From the entries below, gather each line containing the word "无机化学".

== Provided records ==

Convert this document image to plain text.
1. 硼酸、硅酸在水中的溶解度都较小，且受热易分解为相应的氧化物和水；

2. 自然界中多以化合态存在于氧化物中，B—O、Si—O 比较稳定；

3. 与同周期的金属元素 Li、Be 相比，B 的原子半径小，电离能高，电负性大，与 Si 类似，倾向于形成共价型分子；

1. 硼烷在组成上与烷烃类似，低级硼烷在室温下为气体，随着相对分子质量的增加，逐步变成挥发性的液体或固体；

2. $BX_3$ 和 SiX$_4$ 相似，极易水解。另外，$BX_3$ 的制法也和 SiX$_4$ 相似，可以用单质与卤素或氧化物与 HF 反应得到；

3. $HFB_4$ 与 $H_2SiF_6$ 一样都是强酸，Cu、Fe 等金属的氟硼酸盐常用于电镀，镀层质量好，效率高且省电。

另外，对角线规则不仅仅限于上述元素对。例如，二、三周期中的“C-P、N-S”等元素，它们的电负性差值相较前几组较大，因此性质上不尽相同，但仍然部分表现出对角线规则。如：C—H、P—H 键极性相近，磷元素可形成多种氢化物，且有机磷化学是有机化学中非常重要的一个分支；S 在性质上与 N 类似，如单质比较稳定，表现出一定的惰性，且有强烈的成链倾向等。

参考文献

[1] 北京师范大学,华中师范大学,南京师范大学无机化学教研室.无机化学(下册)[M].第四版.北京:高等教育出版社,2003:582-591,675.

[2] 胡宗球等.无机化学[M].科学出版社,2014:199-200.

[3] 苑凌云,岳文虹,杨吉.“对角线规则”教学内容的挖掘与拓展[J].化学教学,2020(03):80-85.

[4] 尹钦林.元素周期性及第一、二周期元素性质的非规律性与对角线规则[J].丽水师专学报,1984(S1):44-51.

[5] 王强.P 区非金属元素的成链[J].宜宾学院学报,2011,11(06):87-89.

===

**Exercise response:**
[1] 北京师范大学,华中师范大学,南京师范大学无机化学教研室.无机化学(下册)[M].第四版.北京:高等教育出版社,2003:582-591,675.
[2] 胡宗球等.无机化学[M].科学出版社,2014:199-200.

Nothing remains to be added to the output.